INSTRUCTIONS FOR THE TASK: Search the material below for the word "Kargo" and copy every line in which it occurs.

DATA PROVIDED:
#####

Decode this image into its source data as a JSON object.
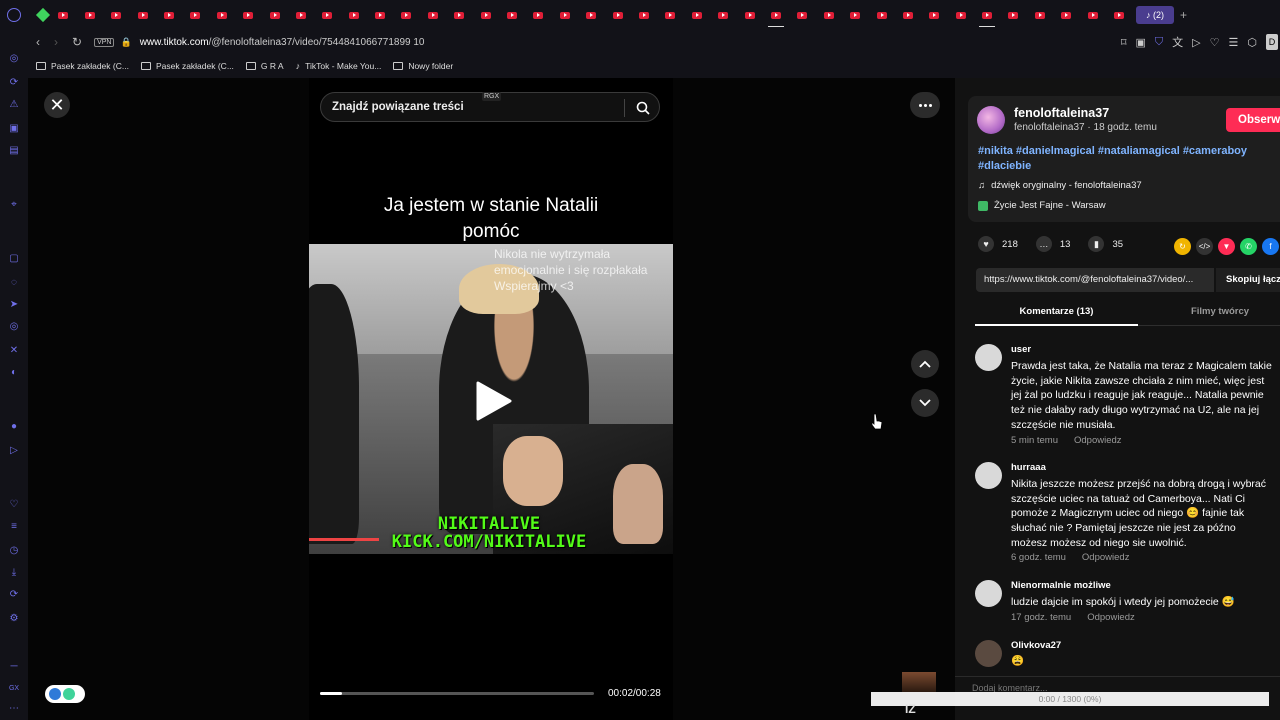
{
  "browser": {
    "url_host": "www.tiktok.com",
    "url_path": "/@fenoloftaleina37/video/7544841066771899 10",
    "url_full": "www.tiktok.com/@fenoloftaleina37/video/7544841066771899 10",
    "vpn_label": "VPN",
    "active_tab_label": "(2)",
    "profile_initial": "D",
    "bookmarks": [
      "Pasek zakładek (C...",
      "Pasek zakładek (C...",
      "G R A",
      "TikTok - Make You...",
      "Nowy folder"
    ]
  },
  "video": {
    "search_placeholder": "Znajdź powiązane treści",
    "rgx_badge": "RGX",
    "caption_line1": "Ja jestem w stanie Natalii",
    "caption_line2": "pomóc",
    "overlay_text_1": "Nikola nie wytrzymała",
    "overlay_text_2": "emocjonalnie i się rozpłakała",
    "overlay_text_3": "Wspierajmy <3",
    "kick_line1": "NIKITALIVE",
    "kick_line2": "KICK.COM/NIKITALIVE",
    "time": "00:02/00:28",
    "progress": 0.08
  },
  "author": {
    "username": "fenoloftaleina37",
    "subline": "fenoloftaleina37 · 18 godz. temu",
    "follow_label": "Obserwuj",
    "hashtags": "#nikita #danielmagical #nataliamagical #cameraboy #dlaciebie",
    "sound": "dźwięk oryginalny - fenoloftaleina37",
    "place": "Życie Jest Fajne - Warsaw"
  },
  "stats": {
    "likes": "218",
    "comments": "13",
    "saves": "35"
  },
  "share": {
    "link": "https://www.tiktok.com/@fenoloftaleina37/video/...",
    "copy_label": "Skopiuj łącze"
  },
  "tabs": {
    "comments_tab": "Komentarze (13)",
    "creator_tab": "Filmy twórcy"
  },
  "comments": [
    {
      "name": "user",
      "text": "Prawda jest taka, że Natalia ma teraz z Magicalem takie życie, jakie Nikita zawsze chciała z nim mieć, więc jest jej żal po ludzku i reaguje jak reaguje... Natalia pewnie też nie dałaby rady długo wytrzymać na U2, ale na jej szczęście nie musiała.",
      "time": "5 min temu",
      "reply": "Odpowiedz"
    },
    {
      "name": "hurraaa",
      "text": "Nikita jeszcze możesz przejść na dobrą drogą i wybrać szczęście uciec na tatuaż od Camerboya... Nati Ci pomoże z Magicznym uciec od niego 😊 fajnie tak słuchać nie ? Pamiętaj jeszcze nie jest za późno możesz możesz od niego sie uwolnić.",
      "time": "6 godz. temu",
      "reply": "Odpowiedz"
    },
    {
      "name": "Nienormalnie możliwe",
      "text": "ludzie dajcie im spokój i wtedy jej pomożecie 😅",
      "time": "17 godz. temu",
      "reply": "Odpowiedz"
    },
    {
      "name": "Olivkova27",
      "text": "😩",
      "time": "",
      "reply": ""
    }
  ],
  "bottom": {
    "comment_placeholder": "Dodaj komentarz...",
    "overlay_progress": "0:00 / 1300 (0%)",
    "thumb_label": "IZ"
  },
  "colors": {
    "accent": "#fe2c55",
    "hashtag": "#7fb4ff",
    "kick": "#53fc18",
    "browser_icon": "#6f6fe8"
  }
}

#####

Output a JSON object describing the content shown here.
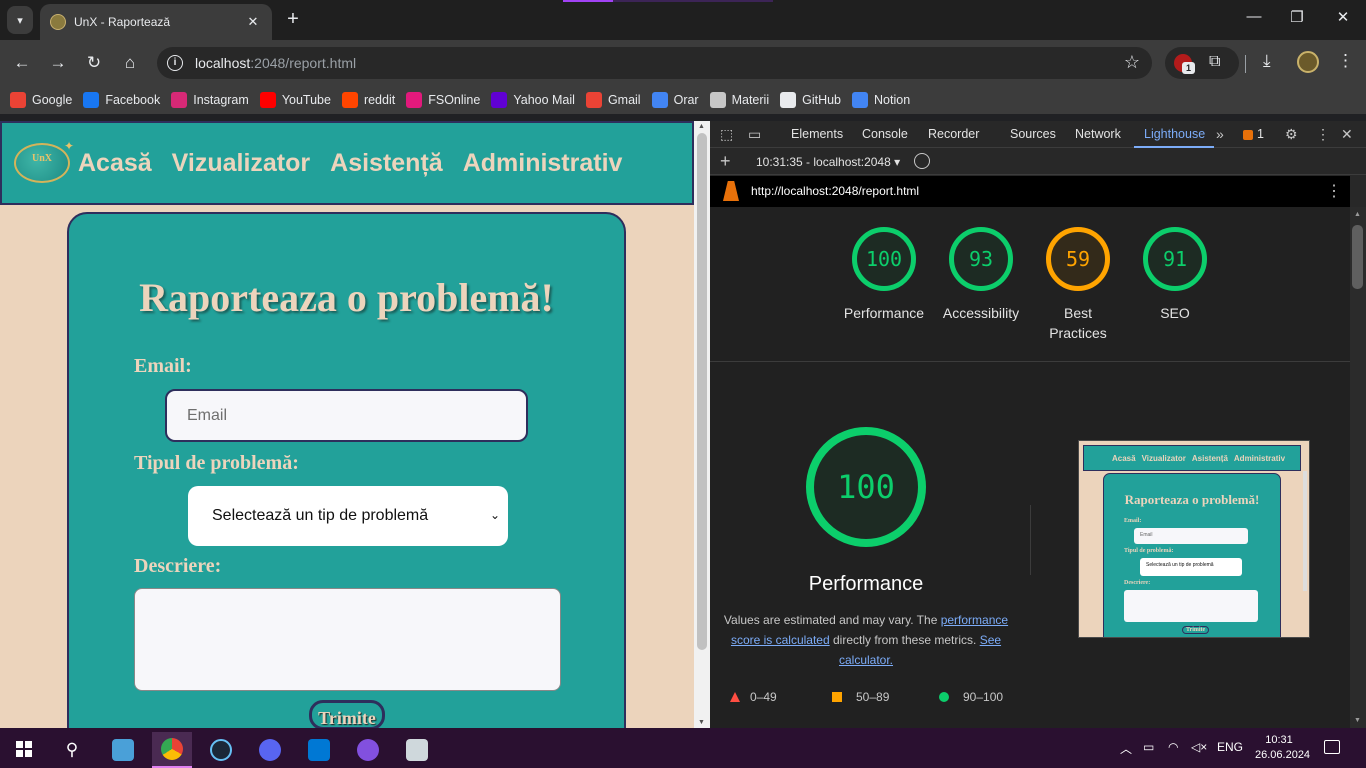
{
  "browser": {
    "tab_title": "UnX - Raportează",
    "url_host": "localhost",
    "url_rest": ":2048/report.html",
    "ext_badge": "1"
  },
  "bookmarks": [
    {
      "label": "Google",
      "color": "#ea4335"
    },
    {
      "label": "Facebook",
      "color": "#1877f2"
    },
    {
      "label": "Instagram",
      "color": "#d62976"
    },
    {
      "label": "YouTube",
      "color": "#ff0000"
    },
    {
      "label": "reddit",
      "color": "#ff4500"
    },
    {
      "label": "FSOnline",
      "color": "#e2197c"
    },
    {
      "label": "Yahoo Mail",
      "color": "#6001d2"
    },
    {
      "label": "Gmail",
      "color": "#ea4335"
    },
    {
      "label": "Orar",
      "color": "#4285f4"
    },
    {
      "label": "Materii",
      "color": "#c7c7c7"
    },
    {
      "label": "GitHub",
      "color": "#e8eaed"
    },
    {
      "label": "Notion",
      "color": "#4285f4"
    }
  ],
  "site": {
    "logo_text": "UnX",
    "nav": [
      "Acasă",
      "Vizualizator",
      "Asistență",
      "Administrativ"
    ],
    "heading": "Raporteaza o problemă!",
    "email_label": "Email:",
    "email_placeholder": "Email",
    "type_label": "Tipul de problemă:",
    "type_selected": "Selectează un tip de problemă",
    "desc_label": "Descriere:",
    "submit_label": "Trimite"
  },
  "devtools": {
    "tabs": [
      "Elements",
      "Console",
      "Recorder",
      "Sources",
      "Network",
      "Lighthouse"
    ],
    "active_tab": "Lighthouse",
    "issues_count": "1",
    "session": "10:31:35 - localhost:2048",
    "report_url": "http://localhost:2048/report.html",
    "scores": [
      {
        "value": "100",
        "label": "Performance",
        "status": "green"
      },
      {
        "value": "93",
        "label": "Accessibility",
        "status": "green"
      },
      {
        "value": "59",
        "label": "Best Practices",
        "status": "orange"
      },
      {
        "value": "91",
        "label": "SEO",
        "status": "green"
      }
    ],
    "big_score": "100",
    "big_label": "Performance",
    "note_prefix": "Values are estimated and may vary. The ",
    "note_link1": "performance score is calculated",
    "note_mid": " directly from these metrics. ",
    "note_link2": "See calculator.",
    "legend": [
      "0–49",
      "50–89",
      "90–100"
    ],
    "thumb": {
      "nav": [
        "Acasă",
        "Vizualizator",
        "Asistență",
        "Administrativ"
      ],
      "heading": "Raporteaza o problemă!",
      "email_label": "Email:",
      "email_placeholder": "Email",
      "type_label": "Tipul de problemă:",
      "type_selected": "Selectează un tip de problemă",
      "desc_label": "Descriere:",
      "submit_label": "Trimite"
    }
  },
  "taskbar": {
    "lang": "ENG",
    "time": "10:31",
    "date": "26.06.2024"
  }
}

#####

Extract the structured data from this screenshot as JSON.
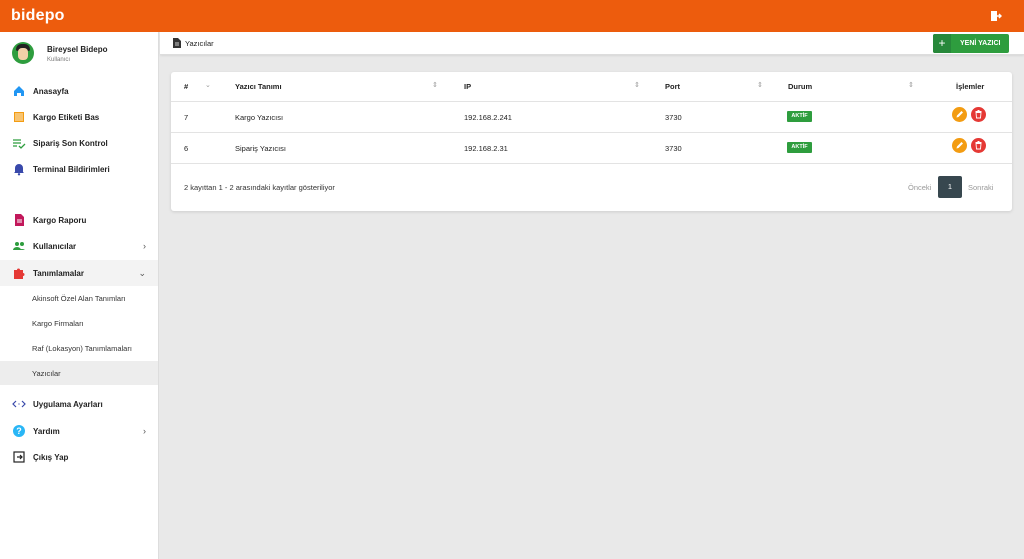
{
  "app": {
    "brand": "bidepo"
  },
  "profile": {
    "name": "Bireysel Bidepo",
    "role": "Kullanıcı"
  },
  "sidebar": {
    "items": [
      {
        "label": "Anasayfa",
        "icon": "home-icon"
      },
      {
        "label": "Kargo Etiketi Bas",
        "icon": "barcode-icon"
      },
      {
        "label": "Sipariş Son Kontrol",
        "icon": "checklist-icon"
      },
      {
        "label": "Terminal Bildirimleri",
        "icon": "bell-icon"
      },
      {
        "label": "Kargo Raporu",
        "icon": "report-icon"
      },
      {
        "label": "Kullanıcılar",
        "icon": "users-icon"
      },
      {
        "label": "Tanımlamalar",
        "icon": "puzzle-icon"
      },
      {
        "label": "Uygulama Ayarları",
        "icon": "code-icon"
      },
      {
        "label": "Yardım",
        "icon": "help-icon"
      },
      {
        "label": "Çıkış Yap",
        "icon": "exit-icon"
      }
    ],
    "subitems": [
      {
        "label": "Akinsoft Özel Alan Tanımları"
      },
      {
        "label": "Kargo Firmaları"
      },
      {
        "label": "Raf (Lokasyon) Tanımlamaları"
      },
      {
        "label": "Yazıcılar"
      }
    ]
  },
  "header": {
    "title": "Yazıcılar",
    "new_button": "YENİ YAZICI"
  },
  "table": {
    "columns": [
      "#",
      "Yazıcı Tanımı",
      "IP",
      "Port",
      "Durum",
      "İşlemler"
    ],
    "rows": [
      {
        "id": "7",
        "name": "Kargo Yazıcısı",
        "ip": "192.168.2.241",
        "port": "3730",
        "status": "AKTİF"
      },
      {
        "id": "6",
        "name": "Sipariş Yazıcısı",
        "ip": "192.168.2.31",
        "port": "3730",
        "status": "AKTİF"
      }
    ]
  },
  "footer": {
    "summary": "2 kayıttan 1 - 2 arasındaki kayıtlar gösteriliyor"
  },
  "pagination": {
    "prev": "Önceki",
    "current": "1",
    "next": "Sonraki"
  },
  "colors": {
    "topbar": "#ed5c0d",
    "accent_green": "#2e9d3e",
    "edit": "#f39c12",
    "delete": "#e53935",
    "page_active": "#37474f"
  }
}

#####

TASK ANSWER:
        "label": "Kargo Etiketi Bas",
        "label": "Kargo Raporu",
        "label": "Kargo Firmaları"
        "name": "Kargo Yazıcısı",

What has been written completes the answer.